# Input material
********

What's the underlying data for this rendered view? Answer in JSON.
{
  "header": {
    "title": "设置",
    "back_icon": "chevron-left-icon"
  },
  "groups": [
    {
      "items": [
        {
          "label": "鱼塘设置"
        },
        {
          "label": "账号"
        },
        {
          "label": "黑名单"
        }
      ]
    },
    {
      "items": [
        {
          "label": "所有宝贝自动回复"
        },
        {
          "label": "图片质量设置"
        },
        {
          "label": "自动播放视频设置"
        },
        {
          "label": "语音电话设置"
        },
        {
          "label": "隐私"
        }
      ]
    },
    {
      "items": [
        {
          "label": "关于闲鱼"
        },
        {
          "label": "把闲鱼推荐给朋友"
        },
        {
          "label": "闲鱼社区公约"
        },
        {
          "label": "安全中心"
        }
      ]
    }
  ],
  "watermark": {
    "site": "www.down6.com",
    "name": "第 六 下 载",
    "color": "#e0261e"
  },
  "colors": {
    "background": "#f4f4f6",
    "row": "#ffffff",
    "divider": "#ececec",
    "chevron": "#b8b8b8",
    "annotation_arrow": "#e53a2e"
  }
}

********

Copy every line of the material, please, keeping it exactly the same.

# Final result
What's the underlying data for this rendered view? Answer in JSON.
{
  "header": {
    "title": "设置",
    "back_icon": "chevron-left-icon"
  },
  "groups": [
    {
      "items": [
        {
          "label": "鱼塘设置"
        },
        {
          "label": "账号"
        },
        {
          "label": "黑名单"
        }
      ]
    },
    {
      "items": [
        {
          "label": "所有宝贝自动回复"
        },
        {
          "label": "图片质量设置"
        },
        {
          "label": "自动播放视频设置"
        },
        {
          "label": "语音电话设置"
        },
        {
          "label": "隐私"
        }
      ]
    },
    {
      "items": [
        {
          "label": "关于闲鱼"
        },
        {
          "label": "把闲鱼推荐给朋友"
        },
        {
          "label": "闲鱼社区公约"
        },
        {
          "label": "安全中心"
        }
      ]
    }
  ],
  "watermark": {
    "site": "www.down6.com",
    "name": "第 六 下 载",
    "color": "#e0261e"
  },
  "colors": {
    "background": "#f4f4f6",
    "row": "#ffffff",
    "divider": "#ececec",
    "chevron": "#b8b8b8",
    "annotation_arrow": "#e53a2e"
  }
}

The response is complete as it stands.